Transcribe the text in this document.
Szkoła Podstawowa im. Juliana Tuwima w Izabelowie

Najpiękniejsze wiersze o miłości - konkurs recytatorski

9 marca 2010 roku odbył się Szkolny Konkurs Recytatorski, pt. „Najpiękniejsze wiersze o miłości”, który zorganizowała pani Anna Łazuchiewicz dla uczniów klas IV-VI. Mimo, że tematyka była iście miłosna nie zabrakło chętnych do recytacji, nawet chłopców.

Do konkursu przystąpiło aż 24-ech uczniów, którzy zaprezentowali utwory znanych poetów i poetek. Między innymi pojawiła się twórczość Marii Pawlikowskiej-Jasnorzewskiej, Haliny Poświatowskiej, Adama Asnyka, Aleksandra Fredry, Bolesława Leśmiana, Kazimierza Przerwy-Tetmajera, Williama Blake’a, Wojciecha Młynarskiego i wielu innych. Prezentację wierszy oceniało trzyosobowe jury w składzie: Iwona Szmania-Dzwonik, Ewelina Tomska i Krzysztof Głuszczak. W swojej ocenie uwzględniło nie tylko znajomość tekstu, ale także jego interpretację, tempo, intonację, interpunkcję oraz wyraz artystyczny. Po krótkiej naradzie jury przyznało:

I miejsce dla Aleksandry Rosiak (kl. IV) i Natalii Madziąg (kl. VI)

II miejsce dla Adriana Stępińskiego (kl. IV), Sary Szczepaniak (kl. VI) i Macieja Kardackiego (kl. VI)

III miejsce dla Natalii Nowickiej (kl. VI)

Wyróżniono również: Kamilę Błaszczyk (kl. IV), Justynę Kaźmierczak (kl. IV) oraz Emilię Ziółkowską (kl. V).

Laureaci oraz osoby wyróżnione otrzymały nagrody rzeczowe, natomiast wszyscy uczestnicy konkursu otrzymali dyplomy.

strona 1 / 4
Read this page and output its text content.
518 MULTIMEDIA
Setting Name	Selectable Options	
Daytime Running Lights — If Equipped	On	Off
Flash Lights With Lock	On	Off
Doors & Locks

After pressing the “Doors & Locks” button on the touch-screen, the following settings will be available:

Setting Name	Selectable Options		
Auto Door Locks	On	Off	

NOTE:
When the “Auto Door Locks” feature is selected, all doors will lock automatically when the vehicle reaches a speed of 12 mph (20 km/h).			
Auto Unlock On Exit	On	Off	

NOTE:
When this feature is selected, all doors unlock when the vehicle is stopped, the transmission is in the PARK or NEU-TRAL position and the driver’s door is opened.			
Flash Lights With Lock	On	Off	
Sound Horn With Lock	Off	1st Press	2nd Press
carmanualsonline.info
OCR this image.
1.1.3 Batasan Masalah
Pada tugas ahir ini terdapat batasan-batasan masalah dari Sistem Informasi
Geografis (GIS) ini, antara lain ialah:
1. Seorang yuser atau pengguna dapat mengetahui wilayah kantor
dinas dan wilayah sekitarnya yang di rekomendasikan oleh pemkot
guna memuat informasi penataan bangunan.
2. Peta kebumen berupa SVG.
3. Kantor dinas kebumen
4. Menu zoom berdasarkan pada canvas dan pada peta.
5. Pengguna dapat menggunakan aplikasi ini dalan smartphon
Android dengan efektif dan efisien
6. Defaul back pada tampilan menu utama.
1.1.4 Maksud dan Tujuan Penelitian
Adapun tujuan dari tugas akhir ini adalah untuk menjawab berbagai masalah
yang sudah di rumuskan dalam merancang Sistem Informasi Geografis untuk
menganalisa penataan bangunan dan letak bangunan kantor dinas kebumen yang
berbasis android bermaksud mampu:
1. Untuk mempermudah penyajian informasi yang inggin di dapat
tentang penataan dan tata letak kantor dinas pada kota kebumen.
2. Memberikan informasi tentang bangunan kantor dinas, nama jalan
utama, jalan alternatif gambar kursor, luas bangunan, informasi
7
_ _ _ _ _ _ _
◆ **YOUR INSTRUCTIONS**
In this exercise, repeat all entries exactly.

◆ **THE OUTPUT**
Transcribe the text in this document.
Szkoła Podstawowa im. Juliana Tuwima w Izabelowie

Najpiękniejsze wiersze o miłości - konkurs recytatorski

9 marca 2010 roku odbył się Szkolny Konkurs Recytatorski, pt. „Najpiękniejsze wiersze o miłości”, który zorganizowała pani Anna Łazuchiewicz dla uczniów klas IV-VI. Mimo, że tematyka była iście miłosna nie zabrakło chętnych do recytacji, nawet chłopców.

Do konkursu przystąpiło aż 24-ech uczniów, którzy zaprezentowali utwory znanych poetów i poetek. Między innymi pojawiła się twórczość Marii Pawlikowskiej-Jasnorzewskiej, Haliny Poświatowskiej, Adama Asnyka, Aleksandra Fredry, Bolesława Leśmiana, Kazimierza Przerwy-Tetmajera, Williama Blake’a, Wojciecha Młynarskiego i wielu innych. Prezentację wierszy oceniało trzyosobowe jury w składzie: Iwona Szmania-Dzwonik, Ewelina Tomska i Krzysztof Głuszczak. W swojej ocenie uwzględniło nie tylko znajomość tekstu, ale także jego interpretację, tempo, intonację, interpunkcję oraz wyraz artystyczny. Po krótkiej naradzie jury przyznało:

I miejsce dla Aleksandry Rosiak (kl. IV) i Natalii Madziąg (kl. VI)

II miejsce dla Adriana Stępińskiego (kl. IV), Sary Szczepaniak (kl. VI) i Macieja Kardackiego (kl. VI)

III miejsce dla Natalii Nowickiej (kl. VI)

Wyróżniono również: Kamilę Błaszczyk (kl. IV), Justynę Kaźmierczak (kl. IV) oraz Emilię Ziółkowską (kl. V).

Laureaci oraz osoby wyróżnione otrzymały nagrody rzeczowe, natomiast wszyscy uczestnicy konkursu otrzymali dyplomy.

strona 1 / 4
Read this page and output its text content.
518 MULTIMEDIA
Setting Name	Selectable Options	
Daytime Running Lights — If Equipped	On	Off
Flash Lights With Lock	On	Off
Doors & Locks

After pressing the “Doors & Locks” button on the touch-screen, the following settings will be available:

Setting Name	Selectable Options		
Auto Door Locks	On	Off	

NOTE:
When the “Auto Door Locks” feature is selected, all doors will lock automatically when the vehicle reaches a speed of 12 mph (20 km/h).			
Auto Unlock On Exit	On	Off	

NOTE:
When this feature is selected, all doors unlock when the vehicle is stopped, the transmission is in the PARK or NEU-TRAL position and the driver’s door is opened.			
Flash Lights With Lock	On	Off	
Sound Horn With Lock	Off	1st Press	2nd Press
carmanualsonline.info
OCR this image.
1.1.3 Batasan Masalah
Pada tugas ahir ini terdapat batasan-batasan masalah dari Sistem Informasi
Geografis (GIS) ini, antara lain ialah:
1. Seorang yuser atau pengguna dapat mengetahui wilayah kantor
dinas dan wilayah sekitarnya yang di rekomendasikan oleh pemkot
guna memuat informasi penataan bangunan.
2. Peta kebumen berupa SVG.
3. Kantor dinas kebumen
4. Menu zoom berdasarkan pada canvas dan pada peta.
5. Pengguna dapat menggunakan aplikasi ini dalan smartphon
Android dengan efektif dan efisien
6. Defaul back pada tampilan menu utama.
1.1.4 Maksud dan Tujuan Penelitian
Adapun tujuan dari tugas akhir ini adalah untuk menjawab berbagai masalah
yang sudah di rumuskan dalam merancang Sistem Informasi Geografis untuk
menganalisa penataan bangunan dan letak bangunan kantor dinas kebumen yang
berbasis android bermaksud mampu:
1. Untuk mempermudah penyajian informasi yang inggin di dapat
tentang penataan dan tata letak kantor dinas pada kota kebumen.
2. Memberikan informasi tentang bangunan kantor dinas, nama jalan
utama, jalan alternatif gambar kursor, luas bangunan, informasi
7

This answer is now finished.